### WRITTEN INSTRUCTION
Copy out all of the data below with no alterations.

### ITEMS
— START —
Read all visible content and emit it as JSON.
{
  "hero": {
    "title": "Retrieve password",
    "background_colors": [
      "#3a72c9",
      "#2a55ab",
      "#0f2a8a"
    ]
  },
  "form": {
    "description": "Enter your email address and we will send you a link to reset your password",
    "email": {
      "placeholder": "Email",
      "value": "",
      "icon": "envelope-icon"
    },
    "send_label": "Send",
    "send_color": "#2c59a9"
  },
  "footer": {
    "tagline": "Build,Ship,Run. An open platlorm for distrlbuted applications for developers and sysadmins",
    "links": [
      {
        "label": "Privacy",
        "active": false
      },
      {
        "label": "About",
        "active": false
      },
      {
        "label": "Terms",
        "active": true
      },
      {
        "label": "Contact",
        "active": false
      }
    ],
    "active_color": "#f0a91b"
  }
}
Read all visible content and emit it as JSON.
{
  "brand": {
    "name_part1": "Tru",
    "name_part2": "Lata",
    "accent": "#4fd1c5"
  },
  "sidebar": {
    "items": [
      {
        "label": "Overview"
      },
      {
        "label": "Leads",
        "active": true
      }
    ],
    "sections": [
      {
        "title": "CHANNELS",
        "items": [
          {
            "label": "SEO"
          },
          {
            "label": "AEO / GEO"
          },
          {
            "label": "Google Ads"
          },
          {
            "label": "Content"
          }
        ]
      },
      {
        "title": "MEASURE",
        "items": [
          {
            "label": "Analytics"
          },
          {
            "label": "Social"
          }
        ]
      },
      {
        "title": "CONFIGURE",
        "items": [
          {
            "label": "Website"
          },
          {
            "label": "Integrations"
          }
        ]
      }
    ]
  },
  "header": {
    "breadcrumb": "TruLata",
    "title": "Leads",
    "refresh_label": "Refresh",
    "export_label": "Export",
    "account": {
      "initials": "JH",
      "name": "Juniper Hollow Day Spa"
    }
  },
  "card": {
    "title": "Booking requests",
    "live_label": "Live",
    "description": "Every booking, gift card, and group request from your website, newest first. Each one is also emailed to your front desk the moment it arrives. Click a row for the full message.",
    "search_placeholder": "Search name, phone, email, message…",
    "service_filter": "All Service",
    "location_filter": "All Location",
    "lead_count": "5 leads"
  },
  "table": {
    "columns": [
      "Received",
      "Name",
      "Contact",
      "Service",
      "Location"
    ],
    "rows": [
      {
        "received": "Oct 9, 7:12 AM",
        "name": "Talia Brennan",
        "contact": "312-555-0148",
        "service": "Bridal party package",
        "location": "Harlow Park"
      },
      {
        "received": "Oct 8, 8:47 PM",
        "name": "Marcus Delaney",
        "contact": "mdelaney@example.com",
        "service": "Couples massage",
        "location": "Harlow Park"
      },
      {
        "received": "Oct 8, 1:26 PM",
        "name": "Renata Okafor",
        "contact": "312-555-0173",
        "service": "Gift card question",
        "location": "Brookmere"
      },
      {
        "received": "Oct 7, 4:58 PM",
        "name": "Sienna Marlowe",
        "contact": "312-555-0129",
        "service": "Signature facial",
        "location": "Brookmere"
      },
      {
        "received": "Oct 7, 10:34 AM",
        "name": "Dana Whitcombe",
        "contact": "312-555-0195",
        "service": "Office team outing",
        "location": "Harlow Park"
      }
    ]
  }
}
— END —
### EXERCISE SOLUTION
Read all visible content and emit it as JSON.
{
  "hero": {
    "title": "Retrieve password",
    "background_colors": [
      "#3a72c9",
      "#2a55ab",
      "#0f2a8a"
    ]
  },
  "form": {
    "description": "Enter your email address and we will send you a link to reset your password",
    "email": {
      "placeholder": "Email",
      "value": "",
      "icon": "envelope-icon"
    },
    "send_label": "Send",
    "send_color": "#2c59a9"
  },
  "footer": {
    "tagline": "Build,Ship,Run. An open platlorm for distrlbuted applications for developers and sysadmins",
    "links": [
      {
        "label": "Privacy",
        "active": false
      },
      {
        "label": "About",
        "active": false
      },
      {
        "label": "Terms",
        "active": true
      },
      {
        "label": "Contact",
        "active": false
      }
    ],
    "active_color": "#f0a91b"
  }
}
Read all visible content and emit it as JSON.
{
  "brand": {
    "name_part1": "Tru",
    "name_part2": "Lata",
    "accent": "#4fd1c5"
  },
  "sidebar": {
    "items": [
      {
        "label": "Overview"
      },
      {
        "label": "Leads",
        "active": true
      }
    ],
    "sections": [
      {
        "title": "CHANNELS",
        "items": [
          {
            "label": "SEO"
          },
          {
            "label": "AEO / GEO"
          },
          {
            "label": "Google Ads"
          },
          {
            "label": "Content"
          }
        ]
      },
      {
        "title": "MEASURE",
        "items": [
          {
            "label": "Analytics"
          },
          {
            "label": "Social"
          }
        ]
      },
      {
        "title": "CONFIGURE",
        "items": [
          {
            "label": "Website"
          },
          {
            "label": "Integrations"
          }
        ]
      }
    ]
  },
  "header": {
    "breadcrumb": "TruLata",
    "title": "Leads",
    "refresh_label": "Refresh",
    "export_label": "Export",
    "account": {
      "initials": "JH",
      "name": "Juniper Hollow Day Spa"
    }
  },
  "card": {
    "title": "Booking requests",
    "live_label": "Live",
    "description": "Every booking, gift card, and group request from your website, newest first. Each one is also emailed to your front desk the moment it arrives. Click a row for the full message.",
    "search_placeholder": "Search name, phone, email, message…",
    "service_filter": "All Service",
    "location_filter": "All Location",
    "lead_count": "5 leads"
  },
  "table": {
    "columns": [
      "Received",
      "Name",
      "Contact",
      "Service",
      "Location"
    ],
    "rows": [
      {
        "received": "Oct 9, 7:12 AM",
        "name": "Talia Brennan",
        "contact": "312-555-0148",
        "service": "Bridal party package",
        "location": "Harlow Park"
      },
      {
        "received": "Oct 8, 8:47 PM",
        "name": "Marcus Delaney",
        "contact": "mdelaney@example.com",
        "service": "Couples massage",
        "location": "Harlow Park"
      },
      {
        "received": "Oct 8, 1:26 PM",
        "name": "Renata Okafor",
        "contact": "312-555-0173",
        "service": "Gift card question",
        "location": "Brookmere"
      },
      {
        "received": "Oct 7, 4:58 PM",
        "name": "Sienna Marlowe",
        "contact": "312-555-0129",
        "service": "Signature facial",
        "location": "Brookmere"
      },
      {
        "received": "Oct 7, 10:34 AM",
        "name": "Dana Whitcombe",
        "contact": "312-555-0195",
        "service": "Office team outing",
        "location": "Harlow Park"
      }
    ]
  }
}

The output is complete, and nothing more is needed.